## What the task requires
Note how many lines hold the string "this" and give that number without any other words.

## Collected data
++++++++

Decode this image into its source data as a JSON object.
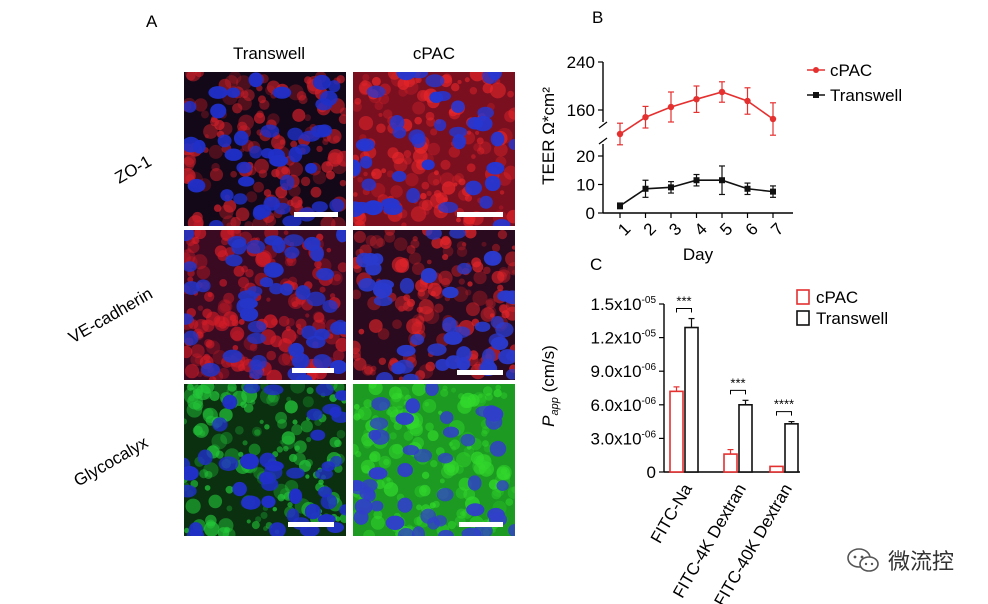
{
  "panelA": {
    "letter": "A",
    "columns": [
      "Transwell",
      "cPAC"
    ],
    "rows": [
      "ZO-1",
      "VE-cadherin",
      "Glycocalyx"
    ]
  },
  "panelB": {
    "letter": "B"
  },
  "panelC": {
    "letter": "C"
  },
  "watermark": {
    "text": "微流控"
  },
  "colors": {
    "cpac": "#e53030",
    "transwell": "#111111",
    "zo1_red": "#e8262a",
    "nuclei_blue": "#2233cc",
    "glyco_green": "#2ccf2a"
  },
  "chart_data": [
    {
      "type": "line",
      "title": "",
      "xlabel": "Day",
      "ylabel": "TEER Ω*cm²",
      "x": [
        1,
        2,
        3,
        4,
        5,
        6,
        7
      ],
      "xtick_labels": [
        "1",
        "2",
        "3",
        "4",
        "5",
        "6",
        "7"
      ],
      "y_broken_axis": true,
      "upper_ytick_labels": [
        "160",
        "240"
      ],
      "lower_ytick_labels": [
        "0",
        "10",
        "20"
      ],
      "series": [
        {
          "name": "cPAC",
          "values": [
            120,
            148,
            165,
            178,
            190,
            175,
            145
          ],
          "errors": [
            18,
            18,
            25,
            22,
            17,
            22,
            27
          ]
        },
        {
          "name": "Transwell",
          "values": [
            2.5,
            8.5,
            9,
            11.5,
            11.5,
            8.5,
            7.5
          ],
          "errors": [
            1,
            3,
            2,
            2,
            5,
            2,
            2
          ]
        }
      ],
      "legend": [
        "cPAC",
        "Transwell"
      ]
    },
    {
      "type": "bar",
      "title": "",
      "xlabel": "",
      "ylabel": "P_app (cm/s)",
      "ylabel_main": "P",
      "ylabel_sub": "app",
      "ylabel_rest": " (cm/s)",
      "ylim": [
        0,
        1.5e-05
      ],
      "yticks": [
        0,
        3e-06,
        6e-06,
        9e-06,
        1.2e-05,
        1.5e-05
      ],
      "ytick_labels": [
        {
          "main": "0",
          "exp": ""
        },
        {
          "main": "3.0x10",
          "exp": "-06"
        },
        {
          "main": "6.0x10",
          "exp": "-06"
        },
        {
          "main": "9.0x10",
          "exp": "-06"
        },
        {
          "main": "1.2x10",
          "exp": "-05"
        },
        {
          "main": "1.5x10",
          "exp": "-05"
        }
      ],
      "categories": [
        "FITC-Na",
        "FITC-4K Dextran",
        "FITC-40K Dextran"
      ],
      "series": [
        {
          "name": "cPAC",
          "values": [
            7.2e-06,
            1.6e-06,
            5e-07
          ],
          "errors": [
            4e-07,
            4e-07,
            0
          ]
        },
        {
          "name": "Transwell",
          "values": [
            1.29e-05,
            6e-06,
            4.3e-06
          ],
          "errors": [
            8e-07,
            4e-07,
            2e-07
          ]
        }
      ],
      "significance": [
        "***",
        "***",
        "****"
      ],
      "legend": [
        "cPAC",
        "Transwell"
      ]
    }
  ]
}
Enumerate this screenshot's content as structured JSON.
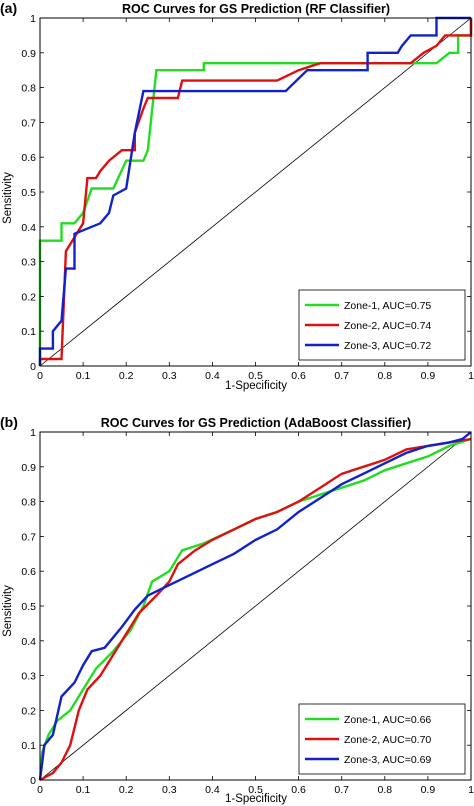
{
  "chart_data": [
    {
      "type": "line",
      "panel_label": "(a)",
      "title": "ROC Curves for GS Prediction (RF Classifier)",
      "xlabel": "1-Specificity",
      "ylabel": "Sensitivity",
      "xlim": [
        0,
        1
      ],
      "ylim": [
        0,
        1
      ],
      "xticks": [
        "0",
        "0.1",
        "0.2",
        "0.3",
        "0.4",
        "0.5",
        "0.6",
        "0.7",
        "0.8",
        "0.9",
        "1"
      ],
      "yticks": [
        "0",
        "0.1",
        "0.2",
        "0.3",
        "0.4",
        "0.5",
        "0.6",
        "0.7",
        "0.8",
        "0.9",
        "1"
      ],
      "grid": false,
      "legend_position": "bottom-right",
      "reference_line": true,
      "series": [
        {
          "name": "Zone-1, AUC=0.75",
          "color": "#22dd22",
          "points": [
            [
              0,
              0
            ],
            [
              0,
              0.36
            ],
            [
              0.05,
              0.36
            ],
            [
              0.05,
              0.41
            ],
            [
              0.08,
              0.41
            ],
            [
              0.1,
              0.44
            ],
            [
              0.12,
              0.51
            ],
            [
              0.17,
              0.51
            ],
            [
              0.2,
              0.59
            ],
            [
              0.24,
              0.59
            ],
            [
              0.25,
              0.62
            ],
            [
              0.27,
              0.85
            ],
            [
              0.38,
              0.85
            ],
            [
              0.38,
              0.87
            ],
            [
              0.92,
              0.87
            ],
            [
              0.95,
              0.9
            ],
            [
              0.97,
              0.9
            ],
            [
              0.97,
              0.95
            ],
            [
              1.0,
              0.95
            ],
            [
              1,
              1
            ]
          ]
        },
        {
          "name": "Zone-2, AUC=0.74",
          "color": "#dd1111",
          "points": [
            [
              0,
              0
            ],
            [
              0,
              0.02
            ],
            [
              0.05,
              0.02
            ],
            [
              0.06,
              0.33
            ],
            [
              0.1,
              0.41
            ],
            [
              0.11,
              0.54
            ],
            [
              0.13,
              0.54
            ],
            [
              0.14,
              0.56
            ],
            [
              0.16,
              0.59
            ],
            [
              0.19,
              0.62
            ],
            [
              0.22,
              0.62
            ],
            [
              0.22,
              0.67
            ],
            [
              0.24,
              0.74
            ],
            [
              0.25,
              0.77
            ],
            [
              0.32,
              0.77
            ],
            [
              0.33,
              0.82
            ],
            [
              0.55,
              0.82
            ],
            [
              0.6,
              0.85
            ],
            [
              0.65,
              0.87
            ],
            [
              0.86,
              0.87
            ],
            [
              0.89,
              0.9
            ],
            [
              0.92,
              0.92
            ],
            [
              0.94,
              0.95
            ],
            [
              1.0,
              0.95
            ],
            [
              1,
              1
            ]
          ]
        },
        {
          "name": "Zone-3, AUC=0.72",
          "color": "#1122cc",
          "points": [
            [
              0,
              0
            ],
            [
              0,
              0.05
            ],
            [
              0.03,
              0.05
            ],
            [
              0.03,
              0.1
            ],
            [
              0.05,
              0.13
            ],
            [
              0.06,
              0.28
            ],
            [
              0.08,
              0.28
            ],
            [
              0.08,
              0.38
            ],
            [
              0.1,
              0.39
            ],
            [
              0.14,
              0.41
            ],
            [
              0.16,
              0.44
            ],
            [
              0.17,
              0.49
            ],
            [
              0.2,
              0.51
            ],
            [
              0.22,
              0.67
            ],
            [
              0.24,
              0.79
            ],
            [
              0.57,
              0.79
            ],
            [
              0.62,
              0.85
            ],
            [
              0.76,
              0.85
            ],
            [
              0.76,
              0.9
            ],
            [
              0.83,
              0.9
            ],
            [
              0.84,
              0.92
            ],
            [
              0.86,
              0.95
            ],
            [
              0.92,
              0.95
            ],
            [
              0.92,
              1.0
            ],
            [
              1,
              1
            ]
          ]
        }
      ]
    },
    {
      "type": "line",
      "panel_label": "(b)",
      "title": "ROC Curves for GS Prediction (AdaBoost Classifier)",
      "xlabel": "1-Specificity",
      "ylabel": "Sensitivity",
      "xlim": [
        0,
        1
      ],
      "ylim": [
        0,
        1
      ],
      "xticks": [
        "0",
        "0.1",
        "0.2",
        "0.3",
        "0.4",
        "0.5",
        "0.6",
        "0.7",
        "0.8",
        "0.9",
        "1"
      ],
      "yticks": [
        "0",
        "0.1",
        "0.2",
        "0.3",
        "0.4",
        "0.5",
        "0.6",
        "0.7",
        "0.8",
        "0.9",
        "1"
      ],
      "grid": false,
      "legend_position": "bottom-right",
      "reference_line": true,
      "series": [
        {
          "name": "Zone-1, AUC=0.66",
          "color": "#22dd22",
          "points": [
            [
              0,
              0
            ],
            [
              0.005,
              0.08
            ],
            [
              0.02,
              0.13
            ],
            [
              0.04,
              0.17
            ],
            [
              0.07,
              0.2
            ],
            [
              0.1,
              0.26
            ],
            [
              0.13,
              0.32
            ],
            [
              0.17,
              0.37
            ],
            [
              0.21,
              0.43
            ],
            [
              0.24,
              0.5
            ],
            [
              0.26,
              0.57
            ],
            [
              0.3,
              0.6
            ],
            [
              0.33,
              0.66
            ],
            [
              0.38,
              0.68
            ],
            [
              0.45,
              0.72
            ],
            [
              0.5,
              0.75
            ],
            [
              0.55,
              0.77
            ],
            [
              0.6,
              0.8
            ],
            [
              0.65,
              0.82
            ],
            [
              0.7,
              0.84
            ],
            [
              0.75,
              0.86
            ],
            [
              0.8,
              0.89
            ],
            [
              0.85,
              0.91
            ],
            [
              0.9,
              0.93
            ],
            [
              0.95,
              0.96
            ],
            [
              1.0,
              0.98
            ]
          ]
        },
        {
          "name": "Zone-2, AUC=0.70",
          "color": "#dd1111",
          "points": [
            [
              0,
              0
            ],
            [
              0.03,
              0.02
            ],
            [
              0.05,
              0.05
            ],
            [
              0.07,
              0.1
            ],
            [
              0.09,
              0.2
            ],
            [
              0.11,
              0.26
            ],
            [
              0.14,
              0.3
            ],
            [
              0.17,
              0.36
            ],
            [
              0.2,
              0.42
            ],
            [
              0.23,
              0.48
            ],
            [
              0.27,
              0.53
            ],
            [
              0.3,
              0.57
            ],
            [
              0.32,
              0.62
            ],
            [
              0.36,
              0.66
            ],
            [
              0.4,
              0.69
            ],
            [
              0.45,
              0.72
            ],
            [
              0.5,
              0.75
            ],
            [
              0.55,
              0.77
            ],
            [
              0.6,
              0.8
            ],
            [
              0.65,
              0.84
            ],
            [
              0.7,
              0.88
            ],
            [
              0.75,
              0.9
            ],
            [
              0.8,
              0.92
            ],
            [
              0.85,
              0.95
            ],
            [
              0.9,
              0.96
            ],
            [
              0.95,
              0.97
            ],
            [
              1.0,
              0.98
            ]
          ]
        },
        {
          "name": "Zone-3, AUC=0.69",
          "color": "#1122cc",
          "points": [
            [
              0,
              0
            ],
            [
              0.005,
              0.05
            ],
            [
              0.01,
              0.1
            ],
            [
              0.03,
              0.13
            ],
            [
              0.05,
              0.24
            ],
            [
              0.08,
              0.28
            ],
            [
              0.1,
              0.33
            ],
            [
              0.12,
              0.37
            ],
            [
              0.15,
              0.38
            ],
            [
              0.17,
              0.41
            ],
            [
              0.19,
              0.44
            ],
            [
              0.22,
              0.49
            ],
            [
              0.25,
              0.53
            ],
            [
              0.3,
              0.56
            ],
            [
              0.35,
              0.59
            ],
            [
              0.4,
              0.62
            ],
            [
              0.45,
              0.65
            ],
            [
              0.5,
              0.69
            ],
            [
              0.55,
              0.72
            ],
            [
              0.6,
              0.77
            ],
            [
              0.65,
              0.81
            ],
            [
              0.7,
              0.85
            ],
            [
              0.75,
              0.88
            ],
            [
              0.8,
              0.91
            ],
            [
              0.85,
              0.94
            ],
            [
              0.9,
              0.96
            ],
            [
              0.95,
              0.97
            ],
            [
              0.98,
              0.98
            ],
            [
              1.0,
              1.0
            ]
          ]
        }
      ]
    }
  ]
}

++++++++

## Answer below
2